:: EXERCISE PROMPT ::
Will you extract the entries word for word? Images should not appear in the copy.

:: PROVIDED ENTRIES ::
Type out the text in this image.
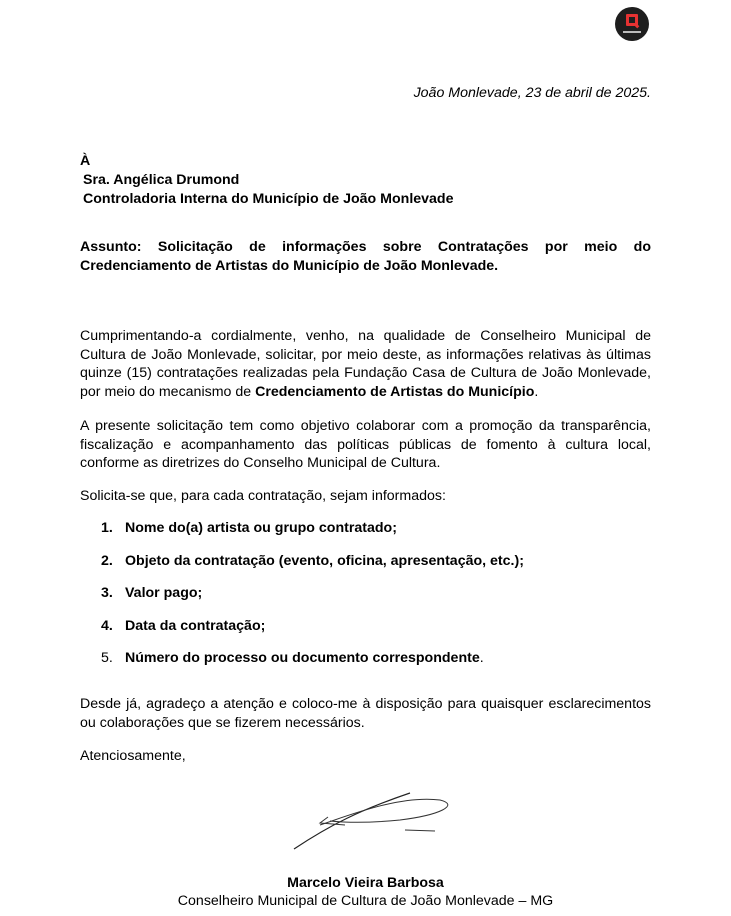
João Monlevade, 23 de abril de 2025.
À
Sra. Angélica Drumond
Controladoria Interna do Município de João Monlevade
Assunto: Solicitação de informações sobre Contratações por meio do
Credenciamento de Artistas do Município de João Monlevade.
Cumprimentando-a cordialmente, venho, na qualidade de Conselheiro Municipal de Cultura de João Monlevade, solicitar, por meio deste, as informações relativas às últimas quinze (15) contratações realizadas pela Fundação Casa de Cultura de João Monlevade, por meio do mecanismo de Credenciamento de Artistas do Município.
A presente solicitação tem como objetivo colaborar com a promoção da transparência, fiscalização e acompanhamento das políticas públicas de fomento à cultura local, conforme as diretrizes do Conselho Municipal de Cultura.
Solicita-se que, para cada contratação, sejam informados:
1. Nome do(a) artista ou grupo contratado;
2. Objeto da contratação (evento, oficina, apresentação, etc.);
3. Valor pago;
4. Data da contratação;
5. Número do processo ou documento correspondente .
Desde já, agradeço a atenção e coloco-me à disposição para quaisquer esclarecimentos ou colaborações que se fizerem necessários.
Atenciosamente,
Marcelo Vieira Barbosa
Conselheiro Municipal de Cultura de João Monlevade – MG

:: RESPONSE TO THE EXERCISE ::
Type out the text in this image.
João Monlevade, 23 de abril de 2025.
À
Sra. Angélica Drumond
Controladoria Interna do Município de João Monlevade
Assunto: Solicitação de informações sobre Contratações por meio do
Credenciamento de Artistas do Município de João Monlevade.
Cumprimentando-a cordialmente, venho, na qualidade de Conselheiro Municipal de Cultura de João Monlevade, solicitar, por meio deste, as informações relativas às últimas quinze (15) contratações realizadas pela Fundação Casa de Cultura de João Monlevade, por meio do mecanismo de Credenciamento de Artistas do Município.
A presente solicitação tem como objetivo colaborar com a promoção da transparência, fiscalização e acompanhamento das políticas públicas de fomento à cultura local, conforme as diretrizes do Conselho Municipal de Cultura.
Solicita-se que, para cada contratação, sejam informados:
1. Nome do(a) artista ou grupo contratado;
2. Objeto da contratação (evento, oficina, apresentação, etc.);
3. Valor pago;
4. Data da contratação;
5. Número do processo ou documento correspondente .
Desde já, agradeço a atenção e coloco-me à disposição para quaisquer esclarecimentos ou colaborações que se fizerem necessários.
Atenciosamente,
Marcelo Vieira Barbosa
Conselheiro Municipal de Cultura de João Monlevade – MG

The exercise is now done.